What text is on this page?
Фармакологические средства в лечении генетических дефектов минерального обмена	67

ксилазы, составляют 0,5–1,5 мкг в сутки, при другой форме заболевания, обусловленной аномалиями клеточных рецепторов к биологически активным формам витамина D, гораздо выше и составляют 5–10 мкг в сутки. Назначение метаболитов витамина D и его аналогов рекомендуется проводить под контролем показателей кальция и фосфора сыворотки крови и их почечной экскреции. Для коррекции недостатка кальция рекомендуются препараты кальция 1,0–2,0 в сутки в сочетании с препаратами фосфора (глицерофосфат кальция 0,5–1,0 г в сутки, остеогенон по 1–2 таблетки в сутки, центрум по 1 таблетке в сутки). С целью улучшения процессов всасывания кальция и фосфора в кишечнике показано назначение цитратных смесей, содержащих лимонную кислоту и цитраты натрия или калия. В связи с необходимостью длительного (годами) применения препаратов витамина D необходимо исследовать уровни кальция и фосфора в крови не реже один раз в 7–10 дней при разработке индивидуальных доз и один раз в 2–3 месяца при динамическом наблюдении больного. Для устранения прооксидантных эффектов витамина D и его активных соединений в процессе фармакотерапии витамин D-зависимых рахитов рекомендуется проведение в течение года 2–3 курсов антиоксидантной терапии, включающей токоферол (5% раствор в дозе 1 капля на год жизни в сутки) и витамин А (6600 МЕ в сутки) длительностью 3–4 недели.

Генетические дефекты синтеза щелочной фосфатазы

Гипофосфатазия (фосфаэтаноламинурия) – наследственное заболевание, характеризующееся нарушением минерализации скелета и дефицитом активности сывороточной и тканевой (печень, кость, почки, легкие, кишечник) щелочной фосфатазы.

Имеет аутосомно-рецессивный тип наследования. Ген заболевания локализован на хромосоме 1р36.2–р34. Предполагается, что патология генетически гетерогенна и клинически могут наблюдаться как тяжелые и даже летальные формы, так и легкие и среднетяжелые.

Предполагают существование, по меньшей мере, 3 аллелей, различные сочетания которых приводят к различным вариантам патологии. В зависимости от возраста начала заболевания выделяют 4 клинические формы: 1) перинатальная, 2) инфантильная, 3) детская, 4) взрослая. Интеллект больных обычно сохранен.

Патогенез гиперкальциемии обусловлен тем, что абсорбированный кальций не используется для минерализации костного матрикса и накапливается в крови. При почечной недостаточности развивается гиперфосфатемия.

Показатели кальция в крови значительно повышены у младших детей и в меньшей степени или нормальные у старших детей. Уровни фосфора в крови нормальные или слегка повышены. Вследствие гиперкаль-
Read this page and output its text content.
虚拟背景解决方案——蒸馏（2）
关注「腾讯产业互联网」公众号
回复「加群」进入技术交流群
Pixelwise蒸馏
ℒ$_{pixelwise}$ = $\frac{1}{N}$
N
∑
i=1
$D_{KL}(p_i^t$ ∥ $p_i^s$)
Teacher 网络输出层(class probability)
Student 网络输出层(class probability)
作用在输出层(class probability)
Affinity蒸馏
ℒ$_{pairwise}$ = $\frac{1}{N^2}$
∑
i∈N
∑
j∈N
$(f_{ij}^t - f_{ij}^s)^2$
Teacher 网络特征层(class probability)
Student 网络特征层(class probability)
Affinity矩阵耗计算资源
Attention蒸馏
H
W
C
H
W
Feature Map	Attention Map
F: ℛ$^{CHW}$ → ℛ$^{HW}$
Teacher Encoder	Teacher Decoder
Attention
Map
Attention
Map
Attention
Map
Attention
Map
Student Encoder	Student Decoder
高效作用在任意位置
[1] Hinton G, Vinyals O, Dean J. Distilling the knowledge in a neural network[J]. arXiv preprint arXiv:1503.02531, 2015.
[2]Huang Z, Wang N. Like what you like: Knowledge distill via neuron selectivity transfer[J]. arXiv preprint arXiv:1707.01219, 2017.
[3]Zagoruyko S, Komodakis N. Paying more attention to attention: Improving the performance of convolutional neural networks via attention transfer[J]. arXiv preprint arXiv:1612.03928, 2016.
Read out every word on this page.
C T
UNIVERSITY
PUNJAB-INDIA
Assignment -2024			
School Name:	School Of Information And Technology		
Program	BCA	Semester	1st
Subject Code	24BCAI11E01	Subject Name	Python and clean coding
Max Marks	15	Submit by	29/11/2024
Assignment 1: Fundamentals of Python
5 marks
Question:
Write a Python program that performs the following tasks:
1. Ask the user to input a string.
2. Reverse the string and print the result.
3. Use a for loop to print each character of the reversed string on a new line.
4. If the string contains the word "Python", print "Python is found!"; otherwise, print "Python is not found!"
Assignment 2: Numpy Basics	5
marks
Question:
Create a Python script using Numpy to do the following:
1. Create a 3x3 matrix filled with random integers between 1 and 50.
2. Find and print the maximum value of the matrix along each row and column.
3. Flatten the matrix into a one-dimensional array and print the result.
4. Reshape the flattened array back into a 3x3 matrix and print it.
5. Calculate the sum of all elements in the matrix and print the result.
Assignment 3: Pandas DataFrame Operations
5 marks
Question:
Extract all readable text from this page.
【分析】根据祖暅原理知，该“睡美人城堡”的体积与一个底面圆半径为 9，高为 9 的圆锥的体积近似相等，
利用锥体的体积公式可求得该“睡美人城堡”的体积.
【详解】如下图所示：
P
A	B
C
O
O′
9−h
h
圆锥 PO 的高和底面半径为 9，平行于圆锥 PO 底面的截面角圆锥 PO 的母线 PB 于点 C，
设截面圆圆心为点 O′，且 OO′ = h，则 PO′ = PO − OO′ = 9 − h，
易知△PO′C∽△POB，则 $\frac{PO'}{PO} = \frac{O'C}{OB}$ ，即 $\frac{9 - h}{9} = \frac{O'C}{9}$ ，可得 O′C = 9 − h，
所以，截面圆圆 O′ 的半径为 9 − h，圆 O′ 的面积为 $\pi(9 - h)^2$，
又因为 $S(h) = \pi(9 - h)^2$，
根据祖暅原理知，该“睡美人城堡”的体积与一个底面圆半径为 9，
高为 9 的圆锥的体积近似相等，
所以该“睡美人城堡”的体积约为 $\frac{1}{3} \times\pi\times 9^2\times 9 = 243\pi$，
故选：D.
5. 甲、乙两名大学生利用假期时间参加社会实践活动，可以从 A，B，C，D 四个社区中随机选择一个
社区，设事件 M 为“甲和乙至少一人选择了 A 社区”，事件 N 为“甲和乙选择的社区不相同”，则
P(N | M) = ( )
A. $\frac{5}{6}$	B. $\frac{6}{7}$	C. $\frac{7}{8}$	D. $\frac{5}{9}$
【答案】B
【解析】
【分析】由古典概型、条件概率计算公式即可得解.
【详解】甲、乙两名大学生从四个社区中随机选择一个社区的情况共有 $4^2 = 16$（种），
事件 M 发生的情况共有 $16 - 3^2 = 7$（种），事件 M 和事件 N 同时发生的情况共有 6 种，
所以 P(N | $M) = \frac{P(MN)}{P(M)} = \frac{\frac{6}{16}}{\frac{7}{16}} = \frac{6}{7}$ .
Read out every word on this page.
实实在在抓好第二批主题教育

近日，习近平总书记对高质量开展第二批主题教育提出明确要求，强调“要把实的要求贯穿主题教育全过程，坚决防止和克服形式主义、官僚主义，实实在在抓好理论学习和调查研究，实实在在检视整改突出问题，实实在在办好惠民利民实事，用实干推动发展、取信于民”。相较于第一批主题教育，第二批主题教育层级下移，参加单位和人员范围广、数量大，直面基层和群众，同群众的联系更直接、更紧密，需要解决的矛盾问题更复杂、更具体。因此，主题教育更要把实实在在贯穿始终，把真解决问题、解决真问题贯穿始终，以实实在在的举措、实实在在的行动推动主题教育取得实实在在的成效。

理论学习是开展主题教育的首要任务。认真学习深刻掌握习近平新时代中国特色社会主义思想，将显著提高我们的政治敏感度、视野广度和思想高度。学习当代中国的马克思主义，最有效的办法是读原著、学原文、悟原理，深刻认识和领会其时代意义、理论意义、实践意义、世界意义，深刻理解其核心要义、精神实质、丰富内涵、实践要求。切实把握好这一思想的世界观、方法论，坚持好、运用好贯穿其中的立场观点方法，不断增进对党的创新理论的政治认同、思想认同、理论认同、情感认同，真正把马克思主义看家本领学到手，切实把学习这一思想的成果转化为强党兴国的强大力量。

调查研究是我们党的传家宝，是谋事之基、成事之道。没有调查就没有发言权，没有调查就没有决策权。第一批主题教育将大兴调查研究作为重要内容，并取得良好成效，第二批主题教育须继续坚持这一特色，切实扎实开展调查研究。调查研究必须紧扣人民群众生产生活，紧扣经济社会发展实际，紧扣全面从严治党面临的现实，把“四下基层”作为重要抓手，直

▶ [SHORT PROBLEM]: Copy every line of the records above that holds the word "网络输出层".

▶ [THE REPLY]:
Teacher 网络输出层(class probability)
Student 网络输出层(class probability)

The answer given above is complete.